Stated task ->
Your job is to retype all of the data word for word, leaving every image out.

Given records ->
:::

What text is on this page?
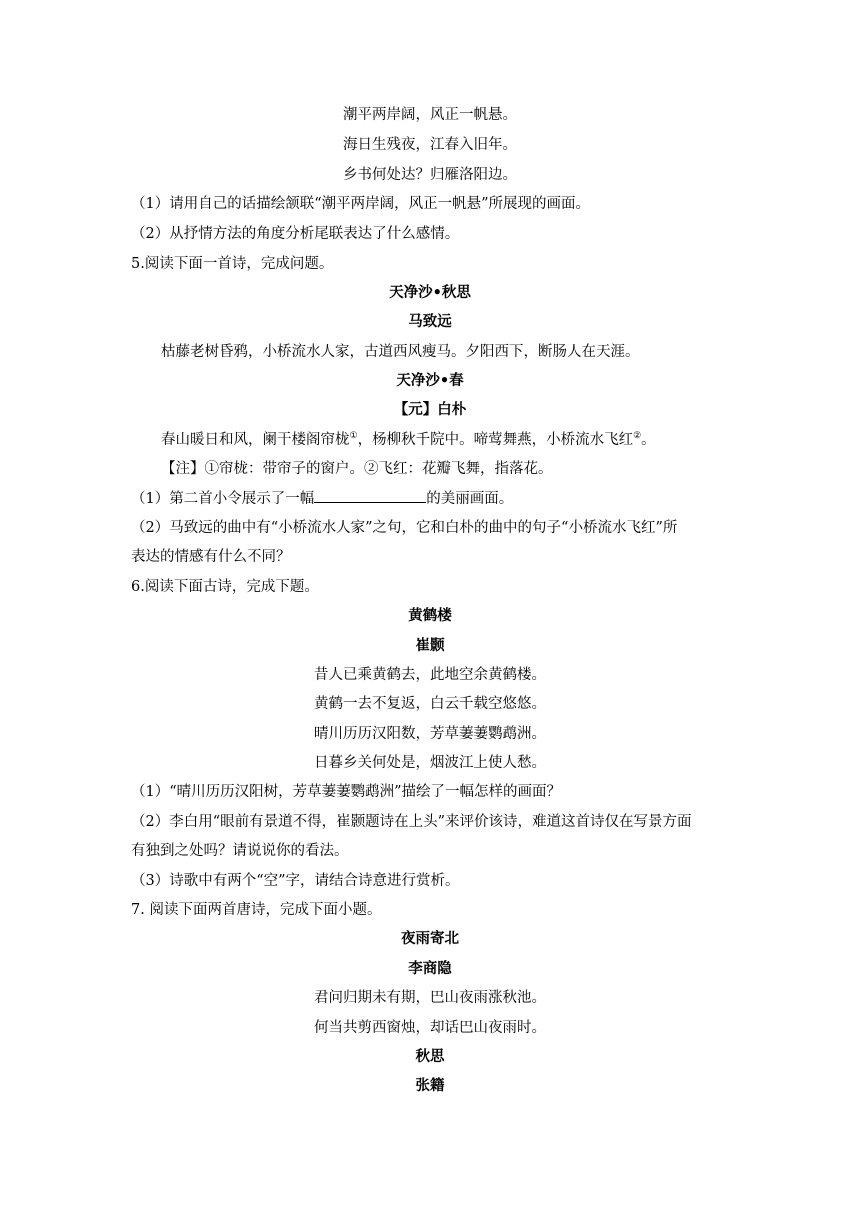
潮平两岸阔，风正一帆悬。
海日生残夜，江春入旧年。
乡书何处达？归雁洛阳边。
（1）请用自己的话描绘颔联“潮平两岸阔，风正一帆悬”所展现的画面。
（2）从抒情方法的角度分析尾联表达了什么感情。
5.阅读下面一首诗，完成问题。
天净沙•秋思
马致远
枯藤老树昏鸦，小桥流水人家，古道西风瘦马。夕阳西下，断肠人在天涯。
天净沙•春
【元】白朴
春山暖日和风，阑干楼阁帘栊①，杨柳秋千院中。啼莺舞燕，小桥流水飞红②。
【注】①帘栊：带帘子的窗户。②飞红：花瓣飞舞，指落花。
（1）第二首小令展示了一幅	的美丽画面。
（2）马致远的曲中有“小桥流水人家”之句，它和白朴的曲中的句子“小桥流水飞红”所
表达的情感有什么不同？
6.阅读下面古诗，完成下题。
黄鹤楼
崔颢
昔人已乘黄鹤去，此地空余黄鹤楼。
黄鹤一去不复返，白云千载空悠悠。
晴川历历汉阳数，芳草萋萋鹦鹉洲。
日暮乡关何处是，烟波江上使人愁。
（1）“晴川历历汉阳树，芳草萋萋鹦鹉洲”描绘了一幅怎样的画面？
（2）李白用“眼前有景道不得，崔颢题诗在上头”来评价该诗，难道这首诗仅在写景方面
有独到之处吗？请说说你的看法。
（3）诗歌中有两个“空”字，请结合诗意进行赏析。
7. 阅读下面两首唐诗，完成下面小题。
夜雨寄北
李商隐
君问归期未有期，巴山夜雨涨秋池。
何当共剪西窗烛，却话巴山夜雨时。
秋思
张籍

:::

Correct result ->
What text is on this page?
潮平两岸阔，风正一帆悬。
海日生残夜，江春入旧年。
乡书何处达？归雁洛阳边。
（1）请用自己的话描绘颔联“潮平两岸阔，风正一帆悬”所展现的画面。
（2）从抒情方法的角度分析尾联表达了什么感情。
5.阅读下面一首诗，完成问题。
天净沙•秋思
马致远
枯藤老树昏鸦，小桥流水人家，古道西风瘦马。夕阳西下，断肠人在天涯。
天净沙•春
【元】白朴
春山暖日和风，阑干楼阁帘栊①，杨柳秋千院中。啼莺舞燕，小桥流水飞红②。
【注】①帘栊：带帘子的窗户。②飞红：花瓣飞舞，指落花。
（1）第二首小令展示了一幅	的美丽画面。
（2）马致远的曲中有“小桥流水人家”之句，它和白朴的曲中的句子“小桥流水飞红”所
表达的情感有什么不同？
6.阅读下面古诗，完成下题。
黄鹤楼
崔颢
昔人已乘黄鹤去，此地空余黄鹤楼。
黄鹤一去不复返，白云千载空悠悠。
晴川历历汉阳数，芳草萋萋鹦鹉洲。
日暮乡关何处是，烟波江上使人愁。
（1）“晴川历历汉阳树，芳草萋萋鹦鹉洲”描绘了一幅怎样的画面？
（2）李白用“眼前有景道不得，崔颢题诗在上头”来评价该诗，难道这首诗仅在写景方面
有独到之处吗？请说说你的看法。
（3）诗歌中有两个“空”字，请结合诗意进行赏析。
7. 阅读下面两首唐诗，完成下面小题。
夜雨寄北
李商隐
君问归期未有期，巴山夜雨涨秋池。
何当共剪西窗烛，却话巴山夜雨时。
秋思
张籍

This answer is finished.